What you need to do>
1. Answer these questions about Lyme disease from the source document, marking each answer with the letter of its question:
(a) What is the most common type of tick to carry Lyme disease?
(b) Within what span of days do many people develop the bull's-eye rash at the bite site?
(c) What share of infected dogs is thought to actually develop symptoms?
2. Summarize the source document on Lyme disease in exactly two sentences.
*** Opening of Source document ***
Lyme disease is caused by a spirochete, Borrelia burgdorferi. A spirochete is a type of bacterium. It is transmitted to dogs through the bite of a tick. Once in the blood stream, the Lyme disease organism is carried to many parts of the body and is likely to localize in joints. It was first thought that only a few types of ticks could transmit this disease, but now it appears that several common species may be involved. The most common type of tick to carry Lyme disease is the Deer Tick.
Can Lyme disease also affect people?
Yes, but people do not get it directly from dogs. They get it from being bitten by the same ticks that transmit it to dogs. Therefore, preventing exposure to ticks is important for you and your dog.
What are the clinical signs?
Many people with Lyme disease develop a characteristic bull's-eye rash at the site of the bite within three to thirty days. For these people, the disease can be easily diagnosed at an early stage. However, symptoms of Lyme disease are more difficult to detect in animals than in people.
The characteristic rash does not develop in dogs or cats. Because the other symptoms of the disease may be delayed or go unrecognized and because the symptoms are similar to those of many other diseases, Lyme disease in animals is often not considered until other diseases have been eliminated.
Many dogs affected with Lyme disease are taken to a veterinarian because they seem to be experiencing generalized pain and have stopped eating. Affected dogs have been described as if they were "walking on eggshells." Often these pets have high fevers. Dogs may also begin limping. This painful lameness often appears suddenly and may shift from one leg to another. If untreated, it may eventually disappear, only to recur weeks or months later.
Recently, evidence is surfacing that a Lyme infection can affect the kidneys causing a syndrome known as Lyme Nephritis. This disease can progress to eventual kidney failure.
Some pets are affected with the Lyme disease organism for over a year before they finally show symptoms. Other dogs can have infections and never develop symptoms. In fact, this may happen more frequently than we once thought. It is thought that less than 10% of dogs that are infected actually develop symptoms.
How is Lyme disease diagnosed?
*** Close of Source document ***
*** Opening of Records provided ***
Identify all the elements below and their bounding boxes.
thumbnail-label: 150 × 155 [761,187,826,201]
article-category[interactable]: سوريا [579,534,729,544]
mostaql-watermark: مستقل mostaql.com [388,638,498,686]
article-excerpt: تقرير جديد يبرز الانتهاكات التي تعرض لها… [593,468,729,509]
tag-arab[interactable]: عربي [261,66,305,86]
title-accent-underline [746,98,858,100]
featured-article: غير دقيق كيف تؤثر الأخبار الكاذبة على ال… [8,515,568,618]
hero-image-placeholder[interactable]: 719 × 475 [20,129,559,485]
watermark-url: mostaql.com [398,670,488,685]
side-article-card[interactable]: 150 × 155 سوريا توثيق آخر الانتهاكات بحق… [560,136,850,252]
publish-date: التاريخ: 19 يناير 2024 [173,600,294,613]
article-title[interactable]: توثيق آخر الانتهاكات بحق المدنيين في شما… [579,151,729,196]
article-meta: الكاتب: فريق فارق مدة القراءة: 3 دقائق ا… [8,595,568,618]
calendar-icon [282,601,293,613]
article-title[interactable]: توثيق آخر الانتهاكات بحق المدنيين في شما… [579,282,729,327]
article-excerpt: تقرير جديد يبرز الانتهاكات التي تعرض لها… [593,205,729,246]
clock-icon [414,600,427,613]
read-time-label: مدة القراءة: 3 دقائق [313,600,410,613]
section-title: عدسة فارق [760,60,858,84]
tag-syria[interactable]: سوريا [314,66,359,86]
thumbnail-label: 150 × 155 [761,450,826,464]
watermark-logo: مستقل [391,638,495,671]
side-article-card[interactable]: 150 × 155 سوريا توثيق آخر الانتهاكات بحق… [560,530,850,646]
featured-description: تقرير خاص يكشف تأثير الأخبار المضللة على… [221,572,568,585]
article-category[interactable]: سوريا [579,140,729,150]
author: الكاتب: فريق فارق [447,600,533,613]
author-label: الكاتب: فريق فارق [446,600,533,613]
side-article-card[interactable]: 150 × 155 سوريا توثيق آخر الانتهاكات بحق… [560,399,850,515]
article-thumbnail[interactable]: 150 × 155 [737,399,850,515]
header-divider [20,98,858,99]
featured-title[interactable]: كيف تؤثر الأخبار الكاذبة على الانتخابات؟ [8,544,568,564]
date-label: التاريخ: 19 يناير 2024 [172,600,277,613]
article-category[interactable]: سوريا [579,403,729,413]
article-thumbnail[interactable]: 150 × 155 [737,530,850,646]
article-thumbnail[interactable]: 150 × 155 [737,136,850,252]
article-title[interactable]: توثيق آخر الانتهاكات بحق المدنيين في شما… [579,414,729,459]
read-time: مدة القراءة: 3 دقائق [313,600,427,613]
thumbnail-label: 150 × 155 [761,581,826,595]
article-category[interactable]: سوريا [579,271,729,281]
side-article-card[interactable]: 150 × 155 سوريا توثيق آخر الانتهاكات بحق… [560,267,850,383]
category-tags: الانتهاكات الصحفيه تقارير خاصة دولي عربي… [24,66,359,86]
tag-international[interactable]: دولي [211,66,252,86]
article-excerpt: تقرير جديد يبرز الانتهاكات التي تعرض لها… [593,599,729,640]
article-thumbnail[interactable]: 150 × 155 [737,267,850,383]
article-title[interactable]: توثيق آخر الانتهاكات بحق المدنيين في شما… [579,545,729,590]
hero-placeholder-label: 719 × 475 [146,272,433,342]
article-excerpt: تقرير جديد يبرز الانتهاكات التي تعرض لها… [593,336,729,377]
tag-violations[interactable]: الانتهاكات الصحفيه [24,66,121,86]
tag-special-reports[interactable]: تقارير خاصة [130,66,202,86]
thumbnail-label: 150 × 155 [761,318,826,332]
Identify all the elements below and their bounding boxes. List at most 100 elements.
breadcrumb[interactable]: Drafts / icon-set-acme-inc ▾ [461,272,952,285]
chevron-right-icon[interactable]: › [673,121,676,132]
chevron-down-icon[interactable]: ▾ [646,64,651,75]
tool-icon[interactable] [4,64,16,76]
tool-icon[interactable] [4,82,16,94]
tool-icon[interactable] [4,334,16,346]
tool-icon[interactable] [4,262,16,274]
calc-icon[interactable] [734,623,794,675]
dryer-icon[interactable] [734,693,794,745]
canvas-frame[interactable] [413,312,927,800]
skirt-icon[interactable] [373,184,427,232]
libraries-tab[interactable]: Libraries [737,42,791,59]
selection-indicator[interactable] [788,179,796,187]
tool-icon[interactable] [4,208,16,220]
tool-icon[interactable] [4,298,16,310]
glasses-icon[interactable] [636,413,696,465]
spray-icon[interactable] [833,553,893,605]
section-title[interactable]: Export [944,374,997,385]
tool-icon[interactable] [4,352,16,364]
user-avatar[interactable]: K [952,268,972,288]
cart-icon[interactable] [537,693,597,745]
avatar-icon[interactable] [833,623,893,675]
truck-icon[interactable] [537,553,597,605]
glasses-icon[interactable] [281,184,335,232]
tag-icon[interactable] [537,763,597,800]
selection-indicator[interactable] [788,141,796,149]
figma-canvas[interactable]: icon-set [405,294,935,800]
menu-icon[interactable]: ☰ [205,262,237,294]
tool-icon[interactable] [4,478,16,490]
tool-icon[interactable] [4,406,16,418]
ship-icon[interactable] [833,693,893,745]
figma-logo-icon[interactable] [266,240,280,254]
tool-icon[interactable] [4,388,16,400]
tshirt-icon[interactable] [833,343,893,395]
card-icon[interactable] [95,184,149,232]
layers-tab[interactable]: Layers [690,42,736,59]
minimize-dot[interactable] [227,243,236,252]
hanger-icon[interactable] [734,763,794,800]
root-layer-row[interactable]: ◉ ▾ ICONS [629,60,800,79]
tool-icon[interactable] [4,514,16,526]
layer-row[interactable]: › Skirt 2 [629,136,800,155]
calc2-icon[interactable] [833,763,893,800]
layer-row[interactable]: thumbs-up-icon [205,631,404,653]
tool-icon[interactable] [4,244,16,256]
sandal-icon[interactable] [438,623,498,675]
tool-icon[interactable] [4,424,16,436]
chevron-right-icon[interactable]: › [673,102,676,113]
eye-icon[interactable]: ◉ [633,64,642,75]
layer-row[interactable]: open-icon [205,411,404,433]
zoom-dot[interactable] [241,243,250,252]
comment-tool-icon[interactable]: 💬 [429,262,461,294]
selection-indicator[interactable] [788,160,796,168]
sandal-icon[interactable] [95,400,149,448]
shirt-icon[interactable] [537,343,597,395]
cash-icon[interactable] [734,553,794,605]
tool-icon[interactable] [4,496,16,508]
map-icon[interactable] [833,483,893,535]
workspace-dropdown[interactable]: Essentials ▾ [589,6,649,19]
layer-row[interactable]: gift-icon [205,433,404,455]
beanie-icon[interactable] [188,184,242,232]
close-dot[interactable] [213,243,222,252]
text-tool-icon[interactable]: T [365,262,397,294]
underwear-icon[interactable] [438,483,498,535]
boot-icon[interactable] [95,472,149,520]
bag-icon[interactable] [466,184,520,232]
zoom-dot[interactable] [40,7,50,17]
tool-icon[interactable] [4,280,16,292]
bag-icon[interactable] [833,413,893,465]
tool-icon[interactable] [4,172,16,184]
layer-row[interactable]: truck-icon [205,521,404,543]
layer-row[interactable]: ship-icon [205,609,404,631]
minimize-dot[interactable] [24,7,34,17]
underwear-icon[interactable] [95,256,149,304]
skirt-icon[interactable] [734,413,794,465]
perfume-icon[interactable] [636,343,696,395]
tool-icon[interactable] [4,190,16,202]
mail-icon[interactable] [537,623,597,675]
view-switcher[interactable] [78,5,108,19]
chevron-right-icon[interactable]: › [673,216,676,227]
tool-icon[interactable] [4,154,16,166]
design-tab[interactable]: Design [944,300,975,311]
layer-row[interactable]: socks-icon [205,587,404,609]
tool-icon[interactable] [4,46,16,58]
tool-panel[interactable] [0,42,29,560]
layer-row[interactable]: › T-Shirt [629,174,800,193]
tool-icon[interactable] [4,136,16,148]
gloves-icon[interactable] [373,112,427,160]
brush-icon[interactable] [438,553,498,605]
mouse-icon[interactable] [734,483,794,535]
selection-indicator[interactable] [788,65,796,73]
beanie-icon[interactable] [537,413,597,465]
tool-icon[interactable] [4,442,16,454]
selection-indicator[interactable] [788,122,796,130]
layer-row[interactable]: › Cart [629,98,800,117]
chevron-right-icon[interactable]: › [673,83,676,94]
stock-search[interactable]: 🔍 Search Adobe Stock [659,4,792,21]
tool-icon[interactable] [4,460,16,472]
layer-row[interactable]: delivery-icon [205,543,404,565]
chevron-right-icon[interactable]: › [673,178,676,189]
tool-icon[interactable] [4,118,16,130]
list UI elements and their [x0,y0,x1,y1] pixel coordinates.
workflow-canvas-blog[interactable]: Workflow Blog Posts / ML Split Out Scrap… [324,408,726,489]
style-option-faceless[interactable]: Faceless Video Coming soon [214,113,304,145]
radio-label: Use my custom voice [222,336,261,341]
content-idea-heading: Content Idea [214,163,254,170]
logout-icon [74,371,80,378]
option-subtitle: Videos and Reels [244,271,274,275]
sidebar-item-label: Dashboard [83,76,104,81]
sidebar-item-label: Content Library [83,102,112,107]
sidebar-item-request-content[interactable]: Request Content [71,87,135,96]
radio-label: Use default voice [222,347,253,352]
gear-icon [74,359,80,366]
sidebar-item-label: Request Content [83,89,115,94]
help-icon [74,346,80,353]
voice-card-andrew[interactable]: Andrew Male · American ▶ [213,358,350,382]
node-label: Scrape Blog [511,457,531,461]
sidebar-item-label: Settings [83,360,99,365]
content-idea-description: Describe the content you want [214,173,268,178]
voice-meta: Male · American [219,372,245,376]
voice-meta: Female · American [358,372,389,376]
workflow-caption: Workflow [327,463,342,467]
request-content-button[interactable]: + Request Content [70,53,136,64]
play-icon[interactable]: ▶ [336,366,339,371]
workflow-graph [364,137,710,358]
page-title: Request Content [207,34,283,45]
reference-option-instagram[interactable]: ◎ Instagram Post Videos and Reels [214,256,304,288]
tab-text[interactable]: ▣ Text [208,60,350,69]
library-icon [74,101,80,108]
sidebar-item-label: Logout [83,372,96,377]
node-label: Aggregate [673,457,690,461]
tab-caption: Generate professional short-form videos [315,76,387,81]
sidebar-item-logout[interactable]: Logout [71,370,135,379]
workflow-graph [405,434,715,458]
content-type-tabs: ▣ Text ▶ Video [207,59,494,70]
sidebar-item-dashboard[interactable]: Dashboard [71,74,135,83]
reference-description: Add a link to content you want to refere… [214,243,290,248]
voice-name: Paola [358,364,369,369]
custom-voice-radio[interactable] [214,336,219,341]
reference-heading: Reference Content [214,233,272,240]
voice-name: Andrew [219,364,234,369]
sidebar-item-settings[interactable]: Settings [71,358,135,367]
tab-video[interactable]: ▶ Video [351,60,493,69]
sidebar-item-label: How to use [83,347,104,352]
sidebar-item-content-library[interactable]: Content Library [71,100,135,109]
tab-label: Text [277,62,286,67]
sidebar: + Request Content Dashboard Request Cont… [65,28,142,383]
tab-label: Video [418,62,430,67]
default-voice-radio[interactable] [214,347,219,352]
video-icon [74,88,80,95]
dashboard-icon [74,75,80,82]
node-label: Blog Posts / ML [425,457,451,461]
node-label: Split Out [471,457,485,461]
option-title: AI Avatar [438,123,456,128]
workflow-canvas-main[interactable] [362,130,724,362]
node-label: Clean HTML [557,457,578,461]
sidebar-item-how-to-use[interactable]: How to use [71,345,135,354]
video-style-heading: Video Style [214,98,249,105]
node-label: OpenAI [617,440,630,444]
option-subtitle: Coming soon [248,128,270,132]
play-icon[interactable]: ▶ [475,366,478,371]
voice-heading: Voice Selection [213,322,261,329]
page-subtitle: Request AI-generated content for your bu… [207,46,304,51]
*** Close of Records provided ***
Task solutions>
1.
(a) The Deer Tick.
(b) Three to thirty days.
(c) Less than 10%.

2. Lyme disease is caused by the spirochete Borrelia burgdorferi, which ticks transmit to both dogs and people and which is likely to localize in joints once in the bloodstream. Dogs do not develop the bull's-eye rash seen in many people, but they may show generalized pain, loss of appetite, high fevers and sudden lameness that shifts between legs, and fewer than 10% of infected dogs are thought to develop symptoms at all.